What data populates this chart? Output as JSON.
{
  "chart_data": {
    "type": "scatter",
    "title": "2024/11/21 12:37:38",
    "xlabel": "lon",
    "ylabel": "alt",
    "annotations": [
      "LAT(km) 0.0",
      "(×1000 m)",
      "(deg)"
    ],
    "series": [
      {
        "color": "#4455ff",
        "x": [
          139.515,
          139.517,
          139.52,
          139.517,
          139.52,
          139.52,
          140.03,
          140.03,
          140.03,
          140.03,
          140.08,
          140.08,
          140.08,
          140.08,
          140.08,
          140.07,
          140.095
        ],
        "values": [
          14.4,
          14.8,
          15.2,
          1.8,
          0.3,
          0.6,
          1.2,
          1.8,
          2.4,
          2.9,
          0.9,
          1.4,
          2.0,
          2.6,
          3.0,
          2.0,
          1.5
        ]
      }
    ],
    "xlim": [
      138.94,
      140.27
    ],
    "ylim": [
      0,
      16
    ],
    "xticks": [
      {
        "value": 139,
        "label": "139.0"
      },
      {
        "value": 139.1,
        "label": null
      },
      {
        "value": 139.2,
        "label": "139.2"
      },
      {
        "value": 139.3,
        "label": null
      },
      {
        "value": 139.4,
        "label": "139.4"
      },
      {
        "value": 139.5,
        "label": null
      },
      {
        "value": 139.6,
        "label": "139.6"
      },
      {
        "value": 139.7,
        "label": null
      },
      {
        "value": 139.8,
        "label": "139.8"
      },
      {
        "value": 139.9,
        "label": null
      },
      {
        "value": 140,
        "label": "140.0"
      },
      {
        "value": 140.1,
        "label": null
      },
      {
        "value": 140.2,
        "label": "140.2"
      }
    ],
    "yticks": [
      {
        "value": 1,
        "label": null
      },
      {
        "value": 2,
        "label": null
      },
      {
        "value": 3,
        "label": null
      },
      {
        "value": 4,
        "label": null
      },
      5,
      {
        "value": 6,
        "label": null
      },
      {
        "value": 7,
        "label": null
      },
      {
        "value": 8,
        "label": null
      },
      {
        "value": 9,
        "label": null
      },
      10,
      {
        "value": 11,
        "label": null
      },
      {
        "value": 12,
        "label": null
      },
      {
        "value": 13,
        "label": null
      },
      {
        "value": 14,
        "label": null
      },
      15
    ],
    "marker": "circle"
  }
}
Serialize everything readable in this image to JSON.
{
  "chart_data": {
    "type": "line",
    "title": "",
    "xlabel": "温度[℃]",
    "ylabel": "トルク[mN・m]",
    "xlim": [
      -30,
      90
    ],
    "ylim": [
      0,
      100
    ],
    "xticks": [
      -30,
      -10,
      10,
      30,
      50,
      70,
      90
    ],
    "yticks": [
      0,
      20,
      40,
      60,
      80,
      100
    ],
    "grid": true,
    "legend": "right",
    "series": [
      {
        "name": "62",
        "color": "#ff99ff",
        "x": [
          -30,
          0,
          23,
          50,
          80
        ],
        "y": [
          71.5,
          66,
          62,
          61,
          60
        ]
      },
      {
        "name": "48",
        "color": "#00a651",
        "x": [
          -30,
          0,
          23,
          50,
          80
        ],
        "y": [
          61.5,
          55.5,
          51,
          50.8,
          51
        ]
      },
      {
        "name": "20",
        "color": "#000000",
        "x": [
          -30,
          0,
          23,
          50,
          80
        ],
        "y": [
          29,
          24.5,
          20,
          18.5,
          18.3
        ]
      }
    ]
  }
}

• • •

WORK TO COMPLETE:
Give again only the lines of the material above that run from the one with "Serialize everything readable" through the end, both included, exactly as they appear.

EXERCISE RESULT:
Serialize everything readable in this image to JSON.
{
  "chart_data": {
    "type": "line",
    "title": "",
    "xlabel": "温度[℃]",
    "ylabel": "トルク[mN・m]",
    "xlim": [
      -30,
      90
    ],
    "ylim": [
      0,
      100
    ],
    "xticks": [
      -30,
      -10,
      10,
      30,
      50,
      70,
      90
    ],
    "yticks": [
      0,
      20,
      40,
      60,
      80,
      100
    ],
    "grid": true,
    "legend": "right",
    "series": [
      {
        "name": "62",
        "color": "#ff99ff",
        "x": [
          -30,
          0,
          23,
          50,
          80
        ],
        "y": [
          71.5,
          66,
          62,
          61,
          60
        ]
      },
      {
        "name": "48",
        "color": "#00a651",
        "x": [
          -30,
          0,
          23,
          50,
          80
        ],
        "y": [
          61.5,
          55.5,
          51,
          50.8,
          51
        ]
      },
      {
        "name": "20",
        "color": "#000000",
        "x": [
          -30,
          0,
          23,
          50,
          80
        ],
        "y": [
          29,
          24.5,
          20,
          18.5,
          18.3
        ]
      }
    ]
  }
}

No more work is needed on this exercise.